(Task to carry out) Output each line of the material exactly as it stands.
Begin Material provided
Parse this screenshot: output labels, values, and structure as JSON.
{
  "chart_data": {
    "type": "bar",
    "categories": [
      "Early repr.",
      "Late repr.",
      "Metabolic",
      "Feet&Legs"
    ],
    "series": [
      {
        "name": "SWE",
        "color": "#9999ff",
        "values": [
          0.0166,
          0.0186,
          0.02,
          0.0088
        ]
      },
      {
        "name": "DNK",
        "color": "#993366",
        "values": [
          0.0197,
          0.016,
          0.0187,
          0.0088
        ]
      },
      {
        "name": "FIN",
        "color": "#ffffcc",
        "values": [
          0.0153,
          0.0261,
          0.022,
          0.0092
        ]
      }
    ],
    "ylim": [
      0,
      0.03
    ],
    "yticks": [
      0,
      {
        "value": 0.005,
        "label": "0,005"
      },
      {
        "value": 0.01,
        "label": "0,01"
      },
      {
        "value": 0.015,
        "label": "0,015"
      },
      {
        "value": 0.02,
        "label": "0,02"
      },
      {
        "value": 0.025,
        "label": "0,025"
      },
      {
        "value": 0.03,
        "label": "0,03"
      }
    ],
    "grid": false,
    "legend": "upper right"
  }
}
End Material provided
(Worked solution)
Parse this screenshot: output labels, values, and structure as JSON.
{
  "chart_data": {
    "type": "bar",
    "categories": [
      "Early repr.",
      "Late repr.",
      "Metabolic",
      "Feet&Legs"
    ],
    "series": [
      {
        "name": "SWE",
        "color": "#9999ff",
        "values": [
          0.0166,
          0.0186,
          0.02,
          0.0088
        ]
      },
      {
        "name": "DNK",
        "color": "#993366",
        "values": [
          0.0197,
          0.016,
          0.0187,
          0.0088
        ]
      },
      {
        "name": "FIN",
        "color": "#ffffcc",
        "values": [
          0.0153,
          0.0261,
          0.022,
          0.0092
        ]
      }
    ],
    "ylim": [
      0,
      0.03
    ],
    "yticks": [
      0,
      {
        "value": 0.005,
        "label": "0,005"
      },
      {
        "value": 0.01,
        "label": "0,01"
      },
      {
        "value": 0.015,
        "label": "0,015"
      },
      {
        "value": 0.02,
        "label": "0,02"
      },
      {
        "value": 0.025,
        "label": "0,025"
      },
      {
        "value": 0.03,
        "label": "0,03"
      }
    ],
    "grid": false,
    "legend": "upper right"
  }
}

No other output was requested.